• _Required task_
Write out every line below that includes the word "Количество".

··· Data shown

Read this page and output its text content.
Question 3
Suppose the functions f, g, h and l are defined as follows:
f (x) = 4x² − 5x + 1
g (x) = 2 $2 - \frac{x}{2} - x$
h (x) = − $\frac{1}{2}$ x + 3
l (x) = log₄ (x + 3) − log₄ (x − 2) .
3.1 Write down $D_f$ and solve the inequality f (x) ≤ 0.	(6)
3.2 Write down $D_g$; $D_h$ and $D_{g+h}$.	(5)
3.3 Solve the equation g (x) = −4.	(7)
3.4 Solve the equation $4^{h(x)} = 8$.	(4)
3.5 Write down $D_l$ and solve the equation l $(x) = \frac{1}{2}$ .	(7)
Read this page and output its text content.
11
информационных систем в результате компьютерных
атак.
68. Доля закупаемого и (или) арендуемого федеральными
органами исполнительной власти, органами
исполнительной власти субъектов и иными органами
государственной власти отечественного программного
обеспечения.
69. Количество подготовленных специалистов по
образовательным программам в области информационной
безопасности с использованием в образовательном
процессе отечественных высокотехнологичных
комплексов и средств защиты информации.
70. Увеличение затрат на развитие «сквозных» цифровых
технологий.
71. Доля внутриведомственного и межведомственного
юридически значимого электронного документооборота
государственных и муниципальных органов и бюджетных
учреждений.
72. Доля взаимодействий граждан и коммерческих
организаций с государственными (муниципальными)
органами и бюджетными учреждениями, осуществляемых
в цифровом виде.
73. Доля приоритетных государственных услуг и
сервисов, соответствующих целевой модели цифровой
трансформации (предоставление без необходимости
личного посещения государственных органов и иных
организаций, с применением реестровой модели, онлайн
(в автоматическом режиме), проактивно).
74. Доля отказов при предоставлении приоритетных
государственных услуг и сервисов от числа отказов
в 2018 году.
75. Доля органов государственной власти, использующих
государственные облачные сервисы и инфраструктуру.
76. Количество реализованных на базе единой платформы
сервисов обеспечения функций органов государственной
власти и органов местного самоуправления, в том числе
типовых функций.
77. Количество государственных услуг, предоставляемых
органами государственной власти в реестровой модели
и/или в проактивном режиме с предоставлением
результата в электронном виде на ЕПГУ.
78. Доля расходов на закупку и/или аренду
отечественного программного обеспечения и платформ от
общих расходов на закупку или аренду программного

······

• _Result for this exercise_
69. Количество подготовленных специалистов по
76. Количество реализованных на базе единой платформы
77. Количество государственных услуг, предоставляемых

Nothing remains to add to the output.